**Supplied records**.
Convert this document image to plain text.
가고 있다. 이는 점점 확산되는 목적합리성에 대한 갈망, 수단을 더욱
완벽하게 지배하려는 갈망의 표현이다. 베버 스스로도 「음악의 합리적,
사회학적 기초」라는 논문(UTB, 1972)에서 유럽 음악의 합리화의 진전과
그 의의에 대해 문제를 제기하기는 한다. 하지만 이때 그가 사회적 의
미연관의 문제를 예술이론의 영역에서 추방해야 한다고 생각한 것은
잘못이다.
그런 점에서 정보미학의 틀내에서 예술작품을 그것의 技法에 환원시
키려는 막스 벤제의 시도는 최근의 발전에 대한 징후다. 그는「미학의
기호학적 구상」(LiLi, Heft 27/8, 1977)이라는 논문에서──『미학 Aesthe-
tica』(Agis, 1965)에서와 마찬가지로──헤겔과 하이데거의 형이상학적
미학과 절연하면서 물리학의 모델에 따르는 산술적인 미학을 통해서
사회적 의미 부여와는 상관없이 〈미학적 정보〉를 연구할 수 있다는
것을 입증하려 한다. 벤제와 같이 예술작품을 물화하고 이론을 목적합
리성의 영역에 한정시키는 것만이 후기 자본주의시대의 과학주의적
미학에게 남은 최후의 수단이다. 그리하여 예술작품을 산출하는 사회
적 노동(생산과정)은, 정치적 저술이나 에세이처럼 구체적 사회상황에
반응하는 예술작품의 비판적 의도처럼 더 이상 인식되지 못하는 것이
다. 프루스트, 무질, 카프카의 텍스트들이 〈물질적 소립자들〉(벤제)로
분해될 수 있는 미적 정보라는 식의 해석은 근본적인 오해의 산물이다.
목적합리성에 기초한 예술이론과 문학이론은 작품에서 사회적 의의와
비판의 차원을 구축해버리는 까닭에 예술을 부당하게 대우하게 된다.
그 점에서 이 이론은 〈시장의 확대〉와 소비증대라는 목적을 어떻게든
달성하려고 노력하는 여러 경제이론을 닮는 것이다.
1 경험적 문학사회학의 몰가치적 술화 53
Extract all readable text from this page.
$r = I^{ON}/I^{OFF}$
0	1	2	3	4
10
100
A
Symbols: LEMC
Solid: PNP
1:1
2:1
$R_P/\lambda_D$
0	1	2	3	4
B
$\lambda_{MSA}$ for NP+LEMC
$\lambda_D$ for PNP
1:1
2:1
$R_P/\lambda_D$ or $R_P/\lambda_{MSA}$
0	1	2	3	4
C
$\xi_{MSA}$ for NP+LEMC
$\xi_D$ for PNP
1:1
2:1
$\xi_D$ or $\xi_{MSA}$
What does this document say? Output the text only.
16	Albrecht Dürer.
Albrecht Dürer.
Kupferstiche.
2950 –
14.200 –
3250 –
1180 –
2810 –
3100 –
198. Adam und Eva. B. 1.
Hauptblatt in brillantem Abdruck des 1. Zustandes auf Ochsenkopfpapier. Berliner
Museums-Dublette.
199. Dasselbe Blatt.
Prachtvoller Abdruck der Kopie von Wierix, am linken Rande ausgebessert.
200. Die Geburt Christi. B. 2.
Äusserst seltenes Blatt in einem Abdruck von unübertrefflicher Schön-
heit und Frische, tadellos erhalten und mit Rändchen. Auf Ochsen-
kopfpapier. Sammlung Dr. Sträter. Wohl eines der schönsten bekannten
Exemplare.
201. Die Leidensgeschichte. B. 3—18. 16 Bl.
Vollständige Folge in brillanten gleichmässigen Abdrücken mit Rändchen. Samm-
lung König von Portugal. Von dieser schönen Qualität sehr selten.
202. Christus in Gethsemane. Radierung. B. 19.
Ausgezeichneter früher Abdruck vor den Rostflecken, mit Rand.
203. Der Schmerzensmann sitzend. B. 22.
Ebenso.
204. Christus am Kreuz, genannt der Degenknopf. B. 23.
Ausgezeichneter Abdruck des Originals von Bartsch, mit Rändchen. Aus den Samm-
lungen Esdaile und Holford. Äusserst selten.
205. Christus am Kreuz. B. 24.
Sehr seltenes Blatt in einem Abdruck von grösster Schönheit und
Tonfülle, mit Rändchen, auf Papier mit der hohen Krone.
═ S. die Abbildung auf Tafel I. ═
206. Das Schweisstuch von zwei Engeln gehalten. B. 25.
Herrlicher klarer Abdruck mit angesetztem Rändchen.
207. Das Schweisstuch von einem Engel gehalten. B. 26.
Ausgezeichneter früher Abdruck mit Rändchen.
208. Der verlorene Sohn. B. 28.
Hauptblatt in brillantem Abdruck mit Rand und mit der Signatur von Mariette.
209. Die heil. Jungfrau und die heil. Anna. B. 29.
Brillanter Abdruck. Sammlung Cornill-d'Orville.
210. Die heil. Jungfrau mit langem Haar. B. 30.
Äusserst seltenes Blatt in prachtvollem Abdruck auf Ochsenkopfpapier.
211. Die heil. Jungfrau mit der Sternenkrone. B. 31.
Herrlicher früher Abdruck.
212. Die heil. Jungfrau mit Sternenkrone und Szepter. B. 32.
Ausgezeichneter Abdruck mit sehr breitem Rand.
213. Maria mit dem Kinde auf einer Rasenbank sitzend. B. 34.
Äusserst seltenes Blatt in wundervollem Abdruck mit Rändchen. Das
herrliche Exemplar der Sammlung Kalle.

**What the exercise asks**. Gather all lines from the records above in which "Kreuz" appears.

**Task response**.
204. Christus am Kreuz, genannt der Degenknopf. B. 23.
205. Christus am Kreuz. B. 24.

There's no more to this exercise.